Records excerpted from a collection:

───

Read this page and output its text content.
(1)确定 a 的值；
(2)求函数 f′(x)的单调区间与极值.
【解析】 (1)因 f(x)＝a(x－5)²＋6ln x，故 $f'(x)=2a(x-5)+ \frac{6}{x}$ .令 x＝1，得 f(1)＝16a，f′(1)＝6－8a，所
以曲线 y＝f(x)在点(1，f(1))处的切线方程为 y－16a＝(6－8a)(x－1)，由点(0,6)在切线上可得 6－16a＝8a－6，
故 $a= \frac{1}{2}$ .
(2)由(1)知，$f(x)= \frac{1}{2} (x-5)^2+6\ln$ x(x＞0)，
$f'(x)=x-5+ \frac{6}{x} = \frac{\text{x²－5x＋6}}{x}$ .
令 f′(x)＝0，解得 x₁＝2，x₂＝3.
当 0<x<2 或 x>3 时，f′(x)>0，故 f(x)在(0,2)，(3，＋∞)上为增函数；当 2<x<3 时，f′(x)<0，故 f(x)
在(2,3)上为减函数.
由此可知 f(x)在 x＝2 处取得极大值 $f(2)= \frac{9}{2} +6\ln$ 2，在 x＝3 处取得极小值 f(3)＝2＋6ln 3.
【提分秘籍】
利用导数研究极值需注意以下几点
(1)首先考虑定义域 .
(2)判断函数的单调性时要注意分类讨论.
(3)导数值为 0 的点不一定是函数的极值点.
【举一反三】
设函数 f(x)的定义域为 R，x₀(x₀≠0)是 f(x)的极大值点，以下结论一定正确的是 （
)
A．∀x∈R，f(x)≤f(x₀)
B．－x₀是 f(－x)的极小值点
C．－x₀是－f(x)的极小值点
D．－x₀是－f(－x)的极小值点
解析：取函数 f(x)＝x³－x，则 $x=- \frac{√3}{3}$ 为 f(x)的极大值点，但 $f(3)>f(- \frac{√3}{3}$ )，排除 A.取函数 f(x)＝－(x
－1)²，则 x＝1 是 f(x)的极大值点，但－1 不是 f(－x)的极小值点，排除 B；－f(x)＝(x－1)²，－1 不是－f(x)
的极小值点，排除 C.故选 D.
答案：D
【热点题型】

───

**TO BE DONE**. Copy the lines from the entries above in which the word "text" appears.

**FINAL ANSWER**.
Read this page and output its text content.
$f'(x)=x-5+ \frac{6}{x} = \frac{\text{x²－5x＋6}}{x}$ .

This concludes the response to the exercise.